### Set task
The exercise asks for every line of the data to be reproduced exactly.

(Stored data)
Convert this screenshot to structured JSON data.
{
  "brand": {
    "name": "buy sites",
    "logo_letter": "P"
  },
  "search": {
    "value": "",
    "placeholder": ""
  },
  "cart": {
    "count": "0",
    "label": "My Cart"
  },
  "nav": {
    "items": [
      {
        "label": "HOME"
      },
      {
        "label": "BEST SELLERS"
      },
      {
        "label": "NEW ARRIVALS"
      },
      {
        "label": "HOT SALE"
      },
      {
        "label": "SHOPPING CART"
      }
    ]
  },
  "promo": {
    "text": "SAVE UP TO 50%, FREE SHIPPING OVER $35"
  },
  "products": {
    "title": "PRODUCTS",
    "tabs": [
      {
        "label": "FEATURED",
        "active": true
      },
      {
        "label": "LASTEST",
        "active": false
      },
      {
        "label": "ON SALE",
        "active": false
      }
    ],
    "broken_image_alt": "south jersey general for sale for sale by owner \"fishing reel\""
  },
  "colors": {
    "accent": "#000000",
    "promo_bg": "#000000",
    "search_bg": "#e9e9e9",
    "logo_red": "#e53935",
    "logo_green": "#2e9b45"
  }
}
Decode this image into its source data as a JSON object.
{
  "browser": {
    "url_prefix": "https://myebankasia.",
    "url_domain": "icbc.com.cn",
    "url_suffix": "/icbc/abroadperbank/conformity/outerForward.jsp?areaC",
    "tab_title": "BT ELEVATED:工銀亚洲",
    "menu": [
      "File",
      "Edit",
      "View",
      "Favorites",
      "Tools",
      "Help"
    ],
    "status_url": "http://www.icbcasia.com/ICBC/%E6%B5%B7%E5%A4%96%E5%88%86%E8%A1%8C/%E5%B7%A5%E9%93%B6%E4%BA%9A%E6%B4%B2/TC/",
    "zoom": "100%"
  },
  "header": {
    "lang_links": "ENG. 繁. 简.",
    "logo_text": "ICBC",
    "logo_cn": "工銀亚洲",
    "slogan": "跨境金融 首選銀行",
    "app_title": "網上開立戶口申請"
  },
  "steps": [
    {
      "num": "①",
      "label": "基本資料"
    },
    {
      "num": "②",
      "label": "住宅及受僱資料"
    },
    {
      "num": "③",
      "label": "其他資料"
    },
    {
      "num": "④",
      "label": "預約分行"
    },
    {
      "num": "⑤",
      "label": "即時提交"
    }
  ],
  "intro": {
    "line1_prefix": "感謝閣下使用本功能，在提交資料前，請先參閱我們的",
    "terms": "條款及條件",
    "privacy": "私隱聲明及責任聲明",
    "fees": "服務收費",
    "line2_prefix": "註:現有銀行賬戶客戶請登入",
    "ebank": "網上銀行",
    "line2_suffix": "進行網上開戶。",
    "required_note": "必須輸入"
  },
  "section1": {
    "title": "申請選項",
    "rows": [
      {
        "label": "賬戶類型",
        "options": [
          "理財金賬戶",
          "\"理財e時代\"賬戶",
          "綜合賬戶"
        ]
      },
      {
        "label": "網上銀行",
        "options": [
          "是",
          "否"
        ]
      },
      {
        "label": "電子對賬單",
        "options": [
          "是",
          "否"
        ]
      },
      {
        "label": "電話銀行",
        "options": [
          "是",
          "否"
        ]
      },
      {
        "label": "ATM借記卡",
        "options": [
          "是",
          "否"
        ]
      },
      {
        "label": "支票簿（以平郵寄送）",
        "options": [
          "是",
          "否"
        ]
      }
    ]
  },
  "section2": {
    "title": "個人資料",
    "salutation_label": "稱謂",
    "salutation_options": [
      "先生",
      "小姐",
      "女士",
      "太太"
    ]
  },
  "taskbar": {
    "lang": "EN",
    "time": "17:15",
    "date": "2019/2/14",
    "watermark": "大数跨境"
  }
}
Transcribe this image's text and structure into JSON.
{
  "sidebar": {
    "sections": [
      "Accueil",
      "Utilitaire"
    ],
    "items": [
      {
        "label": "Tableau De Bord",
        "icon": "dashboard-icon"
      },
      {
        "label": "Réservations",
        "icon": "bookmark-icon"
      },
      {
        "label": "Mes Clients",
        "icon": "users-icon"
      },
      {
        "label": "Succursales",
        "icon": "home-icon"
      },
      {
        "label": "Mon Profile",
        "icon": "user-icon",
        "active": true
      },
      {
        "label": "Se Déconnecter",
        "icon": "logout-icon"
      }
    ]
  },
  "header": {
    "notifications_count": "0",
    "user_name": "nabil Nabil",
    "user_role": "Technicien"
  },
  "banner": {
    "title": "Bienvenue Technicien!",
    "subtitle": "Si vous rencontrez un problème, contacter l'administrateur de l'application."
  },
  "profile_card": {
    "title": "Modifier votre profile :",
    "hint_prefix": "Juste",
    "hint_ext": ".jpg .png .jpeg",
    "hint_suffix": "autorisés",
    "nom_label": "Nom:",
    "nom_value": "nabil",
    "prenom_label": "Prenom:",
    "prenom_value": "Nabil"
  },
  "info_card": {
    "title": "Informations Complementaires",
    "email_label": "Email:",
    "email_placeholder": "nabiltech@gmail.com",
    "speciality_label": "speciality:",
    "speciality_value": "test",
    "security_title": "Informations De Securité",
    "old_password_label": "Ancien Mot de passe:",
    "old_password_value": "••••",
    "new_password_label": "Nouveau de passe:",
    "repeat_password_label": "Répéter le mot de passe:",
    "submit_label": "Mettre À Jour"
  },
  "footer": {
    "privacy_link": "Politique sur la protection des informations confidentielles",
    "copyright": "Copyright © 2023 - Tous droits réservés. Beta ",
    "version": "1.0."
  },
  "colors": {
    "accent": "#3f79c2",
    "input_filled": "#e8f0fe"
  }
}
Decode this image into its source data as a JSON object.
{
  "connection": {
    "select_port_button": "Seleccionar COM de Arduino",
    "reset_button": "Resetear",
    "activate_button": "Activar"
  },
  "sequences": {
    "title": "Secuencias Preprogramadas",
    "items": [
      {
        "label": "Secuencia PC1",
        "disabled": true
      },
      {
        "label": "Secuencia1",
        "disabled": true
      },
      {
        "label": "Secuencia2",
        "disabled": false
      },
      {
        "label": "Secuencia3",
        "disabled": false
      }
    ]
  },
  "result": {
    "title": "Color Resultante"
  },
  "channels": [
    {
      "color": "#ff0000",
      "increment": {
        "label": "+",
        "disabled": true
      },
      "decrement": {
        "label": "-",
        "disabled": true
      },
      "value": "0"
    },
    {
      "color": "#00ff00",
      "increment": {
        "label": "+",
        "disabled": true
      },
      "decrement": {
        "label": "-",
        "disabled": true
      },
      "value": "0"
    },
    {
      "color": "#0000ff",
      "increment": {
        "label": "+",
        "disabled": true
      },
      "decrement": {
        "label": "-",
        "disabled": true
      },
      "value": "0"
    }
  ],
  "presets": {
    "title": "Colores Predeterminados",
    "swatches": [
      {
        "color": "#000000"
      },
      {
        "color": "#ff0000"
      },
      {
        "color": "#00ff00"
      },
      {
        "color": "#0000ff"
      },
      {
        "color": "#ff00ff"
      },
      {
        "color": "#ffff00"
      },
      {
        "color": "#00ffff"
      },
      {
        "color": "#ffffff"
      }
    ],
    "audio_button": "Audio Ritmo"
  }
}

### Written response
Convert this screenshot to structured JSON data.
{
  "brand": {
    "name": "buy sites",
    "logo_letter": "P"
  },
  "search": {
    "value": "",
    "placeholder": ""
  },
  "cart": {
    "count": "0",
    "label": "My Cart"
  },
  "nav": {
    "items": [
      {
        "label": "HOME"
      },
      {
        "label": "BEST SELLERS"
      },
      {
        "label": "NEW ARRIVALS"
      },
      {
        "label": "HOT SALE"
      },
      {
        "label": "SHOPPING CART"
      }
    ]
  },
  "promo": {
    "text": "SAVE UP TO 50%, FREE SHIPPING OVER $35"
  },
  "products": {
    "title": "PRODUCTS",
    "tabs": [
      {
        "label": "FEATURED",
        "active": true
      },
      {
        "label": "LASTEST",
        "active": false
      },
      {
        "label": "ON SALE",
        "active": false
      }
    ],
    "broken_image_alt": "south jersey general for sale for sale by owner \"fishing reel\""
  },
  "colors": {
    "accent": "#000000",
    "promo_bg": "#000000",
    "search_bg": "#e9e9e9",
    "logo_red": "#e53935",
    "logo_green": "#2e9b45"
  }
}
Decode this image into its source data as a JSON object.
{
  "browser": {
    "url_prefix": "https://myebankasia.",
    "url_domain": "icbc.com.cn",
    "url_suffix": "/icbc/abroadperbank/conformity/outerForward.jsp?areaC",
    "tab_title": "BT ELEVATED:工銀亚洲",
    "menu": [
      "File",
      "Edit",
      "View",
      "Favorites",
      "Tools",
      "Help"
    ],
    "status_url": "http://www.icbcasia.com/ICBC/%E6%B5%B7%E5%A4%96%E5%88%86%E8%A1%8C/%E5%B7%A5%E9%93%B6%E4%BA%9A%E6%B4%B2/TC/",
    "zoom": "100%"
  },
  "header": {
    "lang_links": "ENG. 繁. 简.",
    "logo_text": "ICBC",
    "logo_cn": "工銀亚洲",
    "slogan": "跨境金融 首選銀行",
    "app_title": "網上開立戶口申請"
  },
  "steps": [
    {
      "num": "①",
      "label": "基本資料"
    },
    {
      "num": "②",
      "label": "住宅及受僱資料"
    },
    {
      "num": "③",
      "label": "其他資料"
    },
    {
      "num": "④",
      "label": "預約分行"
    },
    {
      "num": "⑤",
      "label": "即時提交"
    }
  ],
  "intro": {
    "line1_prefix": "感謝閣下使用本功能，在提交資料前，請先參閱我們的",
    "terms": "條款及條件",
    "privacy": "私隱聲明及責任聲明",
    "fees": "服務收費",
    "line2_prefix": "註:現有銀行賬戶客戶請登入",
    "ebank": "網上銀行",
    "line2_suffix": "進行網上開戶。",
    "required_note": "必須輸入"
  },
  "section1": {
    "title": "申請選項",
    "rows": [
      {
        "label": "賬戶類型",
        "options": [
          "理財金賬戶",
          "\"理財e時代\"賬戶",
          "綜合賬戶"
        ]
      },
      {
        "label": "網上銀行",
        "options": [
          "是",
          "否"
        ]
      },
      {
        "label": "電子對賬單",
        "options": [
          "是",
          "否"
        ]
      },
      {
        "label": "電話銀行",
        "options": [
          "是",
          "否"
        ]
      },
      {
        "label": "ATM借記卡",
        "options": [
          "是",
          "否"
        ]
      },
      {
        "label": "支票簿（以平郵寄送）",
        "options": [
          "是",
          "否"
        ]
      }
    ]
  },
  "section2": {
    "title": "個人資料",
    "salutation_label": "稱謂",
    "salutation_options": [
      "先生",
      "小姐",
      "女士",
      "太太"
    ]
  },
  "taskbar": {
    "lang": "EN",
    "time": "17:15",
    "date": "2019/2/14",
    "watermark": "大数跨境"
  }
}
Transcribe this image's text and structure into JSON.
{
  "sidebar": {
    "sections": [
      "Accueil",
      "Utilitaire"
    ],
    "items": [
      {
        "label": "Tableau De Bord",
        "icon": "dashboard-icon"
      },
      {
        "label": "Réservations",
        "icon": "bookmark-icon"
      },
      {
        "label": "Mes Clients",
        "icon": "users-icon"
      },
      {
        "label": "Succursales",
        "icon": "home-icon"
      },
      {
        "label": "Mon Profile",
        "icon": "user-icon",
        "active": true
      },
      {
        "label": "Se Déconnecter",
        "icon": "logout-icon"
      }
    ]
  },
  "header": {
    "notifications_count": "0",
    "user_name": "nabil Nabil",
    "user_role": "Technicien"
  },
  "banner": {
    "title": "Bienvenue Technicien!",
    "subtitle": "Si vous rencontrez un problème, contacter l'administrateur de l'application."
  },
  "profile_card": {
    "title": "Modifier votre profile :",
    "hint_prefix": "Juste",
    "hint_ext": ".jpg .png .jpeg",
    "hint_suffix": "autorisés",
    "nom_label": "Nom:",
    "nom_value": "nabil",
    "prenom_label": "Prenom:",
    "prenom_value": "Nabil"
  },
  "info_card": {
    "title": "Informations Complementaires",
    "email_label": "Email:",
    "email_placeholder": "nabiltech@gmail.com",
    "speciality_label": "speciality:",
    "speciality_value": "test",
    "security_title": "Informations De Securité",
    "old_password_label": "Ancien Mot de passe:",
    "old_password_value": "••••",
    "new_password_label": "Nouveau de passe:",
    "repeat_password_label": "Répéter le mot de passe:",
    "submit_label": "Mettre À Jour"
  },
  "footer": {
    "privacy_link": "Politique sur la protection des informations confidentielles",
    "copyright": "Copyright © 2023 - Tous droits réservés. Beta ",
    "version": "1.0."
  },
  "colors": {
    "accent": "#3f79c2",
    "input_filled": "#e8f0fe"
  }
}
Decode this image into its source data as a JSON object.
{
  "connection": {
    "select_port_button": "Seleccionar COM de Arduino",
    "reset_button": "Resetear",
    "activate_button": "Activar"
  },
  "sequences": {
    "title": "Secuencias Preprogramadas",
    "items": [
      {
        "label": "Secuencia PC1",
        "disabled": true
      },
      {
        "label": "Secuencia1",
        "disabled": true
      },
      {
        "label": "Secuencia2",
        "disabled": false
      },
      {
        "label": "Secuencia3",
        "disabled": false
      }
    ]
  },
  "result": {
    "title": "Color Resultante"
  },
  "channels": [
    {
      "color": "#ff0000",
      "increment": {
        "label": "+",
        "disabled": true
      },
      "decrement": {
        "label": "-",
        "disabled": true
      },
      "value": "0"
    },
    {
      "color": "#00ff00",
      "increment": {
        "label": "+",
        "disabled": true
      },
      "decrement": {
        "label": "-",
        "disabled": true
      },
      "value": "0"
    },
    {
      "color": "#0000ff",
      "increment": {
        "label": "+",
        "disabled": true
      },
      "decrement": {
        "label": "-",
        "disabled": true
      },
      "value": "0"
    }
  ],
  "presets": {
    "title": "Colores Predeterminados",
    "swatches": [
      {
        "color": "#000000"
      },
      {
        "color": "#ff0000"
      },
      {
        "color": "#00ff00"
      },
      {
        "color": "#0000ff"
      },
      {
        "color": "#ff00ff"
      },
      {
        "color": "#ffff00"
      },
      {
        "color": "#00ffff"
      },
      {
        "color": "#ffffff"
      }
    ],
    "audio_button": "Audio Ritmo"
  }
}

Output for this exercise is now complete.